• Data supplied:
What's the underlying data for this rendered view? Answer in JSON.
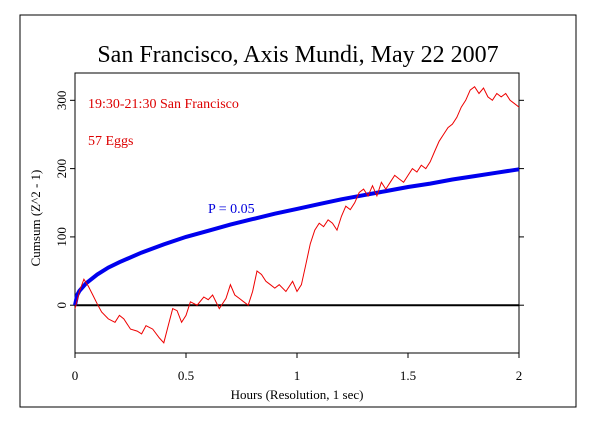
{
  "chart_data": {
    "type": "line",
    "title": "San Francisco, Axis Mundi, May 22 2007",
    "xlabel": "Hours (Resolution, 1 sec)",
    "ylabel": "Cumsum (Z^2 - 1)",
    "xlim": [
      0,
      2
    ],
    "ylim": [
      -70,
      340
    ],
    "x_ticks": [
      0,
      0.5,
      1,
      1.5,
      2
    ],
    "x_tick_labels": [
      "0",
      "0.5",
      "1",
      "1.5",
      "2"
    ],
    "y_ticks": [
      0,
      100,
      200,
      300
    ],
    "y_tick_labels": [
      "0",
      "100",
      "200",
      "300"
    ],
    "annotations": [
      {
        "text": "19:30-21:30 San Francisco",
        "color": "#dd0000"
      },
      {
        "text": "57 Eggs",
        "color": "#dd0000"
      },
      {
        "text": "P = 0.05",
        "color": "#0000dd"
      }
    ],
    "colors": {
      "cumsum": "#ee0000",
      "envelope": "#0000ee",
      "baseline": "#000000"
    },
    "series": [
      {
        "color": "#ee0000",
        "x": [
          0,
          0.02,
          0.04,
          0.06,
          0.08,
          0.1,
          0.12,
          0.15,
          0.18,
          0.2,
          0.22,
          0.25,
          0.28,
          0.3,
          0.32,
          0.35,
          0.38,
          0.4,
          0.42,
          0.44,
          0.46,
          0.48,
          0.5,
          0.52,
          0.55,
          0.58,
          0.6,
          0.62,
          0.65,
          0.68,
          0.7,
          0.72,
          0.74,
          0.76,
          0.78,
          0.8,
          0.82,
          0.84,
          0.86,
          0.88,
          0.9,
          0.92,
          0.95,
          0.98,
          1.0,
          1.02,
          1.04,
          1.06,
          1.08,
          1.1,
          1.12,
          1.14,
          1.16,
          1.18,
          1.2,
          1.22,
          1.24,
          1.26,
          1.28,
          1.3,
          1.32,
          1.34,
          1.36,
          1.38,
          1.4,
          1.42,
          1.44,
          1.46,
          1.48,
          1.5,
          1.52,
          1.54,
          1.56,
          1.58,
          1.6,
          1.62,
          1.64,
          1.66,
          1.68,
          1.7,
          1.72,
          1.74,
          1.76,
          1.78,
          1.8,
          1.82,
          1.84,
          1.86,
          1.88,
          1.9,
          1.92,
          1.94,
          1.96,
          1.98,
          2.0
        ],
        "values": [
          -5,
          20,
          38,
          28,
          15,
          2,
          -10,
          -20,
          -25,
          -15,
          -20,
          -35,
          -38,
          -42,
          -30,
          -35,
          -48,
          -55,
          -30,
          -5,
          -8,
          -25,
          -15,
          5,
          0,
          12,
          8,
          15,
          -5,
          10,
          30,
          15,
          10,
          5,
          0,
          20,
          50,
          45,
          35,
          30,
          25,
          30,
          20,
          35,
          20,
          30,
          60,
          90,
          110,
          120,
          115,
          125,
          120,
          110,
          130,
          145,
          140,
          150,
          165,
          170,
          160,
          175,
          160,
          180,
          170,
          180,
          190,
          185,
          180,
          190,
          200,
          195,
          205,
          200,
          210,
          225,
          240,
          250,
          260,
          265,
          275,
          290,
          300,
          315,
          320,
          310,
          318,
          305,
          300,
          310,
          305,
          310,
          300,
          295,
          290
        ]
      },
      {
        "name": "P = 0.05",
        "color": "#0000ee",
        "x": [
          0,
          0.01,
          0.02,
          0.05,
          0.1,
          0.15,
          0.2,
          0.3,
          0.4,
          0.5,
          0.6,
          0.7,
          0.8,
          0.9,
          1.0,
          1.1,
          1.2,
          1.3,
          1.4,
          1.5,
          1.6,
          1.7,
          1.8,
          1.9,
          2.0
        ],
        "values": [
          0,
          15,
          21,
          32,
          45,
          55,
          63,
          77,
          89,
          100,
          109,
          118,
          126,
          134,
          141,
          148,
          155,
          161,
          167,
          173,
          178,
          184,
          189,
          194,
          199
        ]
      }
    ]
  }
}
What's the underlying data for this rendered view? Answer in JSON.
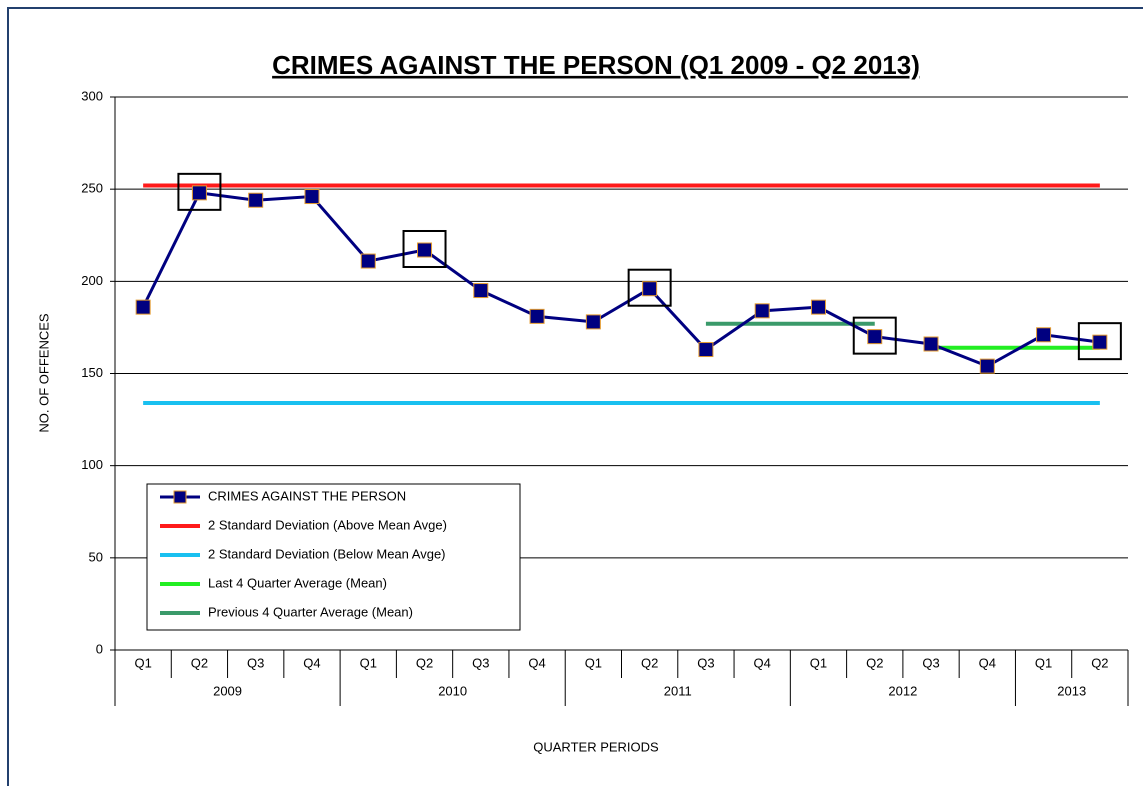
{
  "chart_data": {
    "type": "line",
    "title": "CRIMES AGAINST THE PERSON (Q1 2009 - Q2 2013)",
    "x_label": "QUARTER PERIODS",
    "y_label": "NO. OF OFFENCES",
    "categories": [
      "Q1",
      "Q2",
      "Q3",
      "Q4",
      "Q1",
      "Q2",
      "Q3",
      "Q4",
      "Q1",
      "Q2",
      "Q3",
      "Q4",
      "Q1",
      "Q2",
      "Q3",
      "Q4",
      "Q1",
      "Q2"
    ],
    "years": [
      "2009",
      "2009",
      "2009",
      "2009",
      "2010",
      "2010",
      "2010",
      "2010",
      "2011",
      "2011",
      "2011",
      "2011",
      "2012",
      "2012",
      "2012",
      "2012",
      "2013",
      "2013"
    ],
    "series": [
      {
        "name": "CRIMES AGAINST THE PERSON",
        "color": "#000080",
        "marker_edge": "#e39a2e",
        "marker": true,
        "values": [
          186,
          248,
          244,
          246,
          211,
          217,
          195,
          181,
          178,
          196,
          163,
          184,
          186,
          170,
          166,
          154,
          171,
          167
        ]
      },
      {
        "name": "2 Standard Deviation (Above Mean Avge)",
        "color": "#ff1a1a",
        "values": [
          252,
          252,
          252,
          252,
          252,
          252,
          252,
          252,
          252,
          252,
          252,
          252,
          252,
          252,
          252,
          252,
          252,
          252
        ]
      },
      {
        "name": "2 Standard Deviation (Below Mean Avge)",
        "color": "#19c0f0",
        "values": [
          134,
          134,
          134,
          134,
          134,
          134,
          134,
          134,
          134,
          134,
          134,
          134,
          134,
          134,
          134,
          134,
          134,
          134
        ]
      },
      {
        "name": "Last 4 Quarter Average (Mean)",
        "color": "#22ee22",
        "values": [
          null,
          null,
          null,
          null,
          null,
          null,
          null,
          null,
          null,
          null,
          null,
          null,
          null,
          null,
          164,
          164,
          164,
          164
        ]
      },
      {
        "name": "Previous 4 Quarter Average (Mean)",
        "color": "#3a9a6a",
        "values": [
          null,
          null,
          null,
          null,
          null,
          null,
          null,
          null,
          null,
          null,
          177,
          177,
          177,
          177,
          null,
          null,
          null,
          null
        ]
      }
    ],
    "highlighted_points": [
      1,
      5,
      9,
      13,
      17
    ],
    "ylim": [
      0,
      300
    ],
    "yticks": [
      0,
      50,
      100,
      150,
      200,
      250,
      300
    ],
    "grid": true
  }
}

• What the exercise asks: Copy all the lines of data exactly as they appear, dropping any images.

• Reply:
What's the underlying data for this rendered view? Answer in JSON.
{
  "chart_data": {
    "type": "line",
    "title": "San Francisco, Axis Mundi, May 22 2007",
    "xlabel": "Hours (Resolution, 1 sec)",
    "ylabel": "Cumsum (Z^2 - 1)",
    "xlim": [
      0,
      2
    ],
    "ylim": [
      -70,
      340
    ],
    "x_ticks": [
      0,
      0.5,
      1,
      1.5,
      2
    ],
    "x_tick_labels": [
      "0",
      "0.5",
      "1",
      "1.5",
      "2"
    ],
    "y_ticks": [
      0,
      100,
      200,
      300
    ],
    "y_tick_labels": [
      "0",
      "100",
      "200",
      "300"
    ],
    "annotations": [
      {
        "text": "19:30-21:30 San Francisco",
        "color": "#dd0000"
      },
      {
        "text": "57 Eggs",
        "color": "#dd0000"
      },
      {
        "text": "P = 0.05",
        "color": "#0000dd"
      }
    ],
    "colors": {
      "cumsum": "#ee0000",
      "envelope": "#0000ee",
      "baseline": "#000000"
    },
    "series": [
      {
        "color": "#ee0000",
        "x": [
          0,
          0.02,
          0.04,
          0.06,
          0.08,
          0.1,
          0.12,
          0.15,
          0.18,
          0.2,
          0.22,
          0.25,
          0.28,
          0.3,
          0.32,
          0.35,
          0.38,
          0.4,
          0.42,
          0.44,
          0.46,
          0.48,
          0.5,
          0.52,
          0.55,
          0.58,
          0.6,
          0.62,
          0.65,
          0.68,
          0.7,
          0.72,
          0.74,
          0.76,
          0.78,
          0.8,
          0.82,
          0.84,
          0.86,
          0.88,
          0.9,
          0.92,
          0.95,
          0.98,
          1.0,
          1.02,
          1.04,
          1.06,
          1.08,
          1.1,
          1.12,
          1.14,
          1.16,
          1.18,
          1.2,
          1.22,
          1.24,
          1.26,
          1.28,
          1.3,
          1.32,
          1.34,
          1.36,
          1.38,
          1.4,
          1.42,
          1.44,
          1.46,
          1.48,
          1.5,
          1.52,
          1.54,
          1.56,
          1.58,
          1.6,
          1.62,
          1.64,
          1.66,
          1.68,
          1.7,
          1.72,
          1.74,
          1.76,
          1.78,
          1.8,
          1.82,
          1.84,
          1.86,
          1.88,
          1.9,
          1.92,
          1.94,
          1.96,
          1.98,
          2.0
        ],
        "values": [
          -5,
          20,
          38,
          28,
          15,
          2,
          -10,
          -20,
          -25,
          -15,
          -20,
          -35,
          -38,
          -42,
          -30,
          -35,
          -48,
          -55,
          -30,
          -5,
          -8,
          -25,
          -15,
          5,
          0,
          12,
          8,
          15,
          -5,
          10,
          30,
          15,
          10,
          5,
          0,
          20,
          50,
          45,
          35,
          30,
          25,
          30,
          20,
          35,
          20,
          30,
          60,
          90,
          110,
          120,
          115,
          125,
          120,
          110,
          130,
          145,
          140,
          150,
          165,
          170,
          160,
          175,
          160,
          180,
          170,
          180,
          190,
          185,
          180,
          190,
          200,
          195,
          205,
          200,
          210,
          225,
          240,
          250,
          260,
          265,
          275,
          290,
          300,
          315,
          320,
          310,
          318,
          305,
          300,
          310,
          305,
          310,
          300,
          295,
          290
        ]
      },
      {
        "name": "P = 0.05",
        "color": "#0000ee",
        "x": [
          0,
          0.01,
          0.02,
          0.05,
          0.1,
          0.15,
          0.2,
          0.3,
          0.4,
          0.5,
          0.6,
          0.7,
          0.8,
          0.9,
          1.0,
          1.1,
          1.2,
          1.3,
          1.4,
          1.5,
          1.6,
          1.7,
          1.8,
          1.9,
          2.0
        ],
        "values": [
          0,
          15,
          21,
          32,
          45,
          55,
          63,
          77,
          89,
          100,
          109,
          118,
          126,
          134,
          141,
          148,
          155,
          161,
          167,
          173,
          178,
          184,
          189,
          194,
          199
        ]
      }
    ]
  }
}
What's the underlying data for this rendered view? Answer in JSON.
{
  "chart_data": {
    "type": "line",
    "title": "CRIMES AGAINST THE PERSON (Q1 2009 - Q2 2013)",
    "x_label": "QUARTER PERIODS",
    "y_label": "NO. OF OFFENCES",
    "categories": [
      "Q1",
      "Q2",
      "Q3",
      "Q4",
      "Q1",
      "Q2",
      "Q3",
      "Q4",
      "Q1",
      "Q2",
      "Q3",
      "Q4",
      "Q1",
      "Q2",
      "Q3",
      "Q4",
      "Q1",
      "Q2"
    ],
    "years": [
      "2009",
      "2009",
      "2009",
      "2009",
      "2010",
      "2010",
      "2010",
      "2010",
      "2011",
      "2011",
      "2011",
      "2011",
      "2012",
      "2012",
      "2012",
      "2012",
      "2013",
      "2013"
    ],
    "series": [
      {
        "name": "CRIMES AGAINST THE PERSON",
        "color": "#000080",
        "marker_edge": "#e39a2e",
        "marker": true,
        "values": [
          186,
          248,
          244,
          246,
          211,
          217,
          195,
          181,
          178,
          196,
          163,
          184,
          186,
          170,
          166,
          154,
          171,
          167
        ]
      },
      {
        "name": "2 Standard Deviation (Above Mean Avge)",
        "color": "#ff1a1a",
        "values": [
          252,
          252,
          252,
          252,
          252,
          252,
          252,
          252,
          252,
          252,
          252,
          252,
          252,
          252,
          252,
          252,
          252,
          252
        ]
      },
      {
        "name": "2 Standard Deviation (Below Mean Avge)",
        "color": "#19c0f0",
        "values": [
          134,
          134,
          134,
          134,
          134,
          134,
          134,
          134,
          134,
          134,
          134,
          134,
          134,
          134,
          134,
          134,
          134,
          134
        ]
      },
      {
        "name": "Last 4 Quarter Average (Mean)",
        "color": "#22ee22",
        "values": [
          null,
          null,
          null,
          null,
          null,
          null,
          null,
          null,
          null,
          null,
          null,
          null,
          null,
          null,
          164,
          164,
          164,
          164
        ]
      },
      {
        "name": "Previous 4 Quarter Average (Mean)",
        "color": "#3a9a6a",
        "values": [
          null,
          null,
          null,
          null,
          null,
          null,
          null,
          null,
          null,
          null,
          177,
          177,
          177,
          177,
          null,
          null,
          null,
          null
        ]
      }
    ],
    "highlighted_points": [
      1,
      5,
      9,
      13,
      17
    ],
    "ylim": [
      0,
      300
    ],
    "yticks": [
      0,
      50,
      100,
      150,
      200,
      250,
      300
    ],
    "grid": true
  }
}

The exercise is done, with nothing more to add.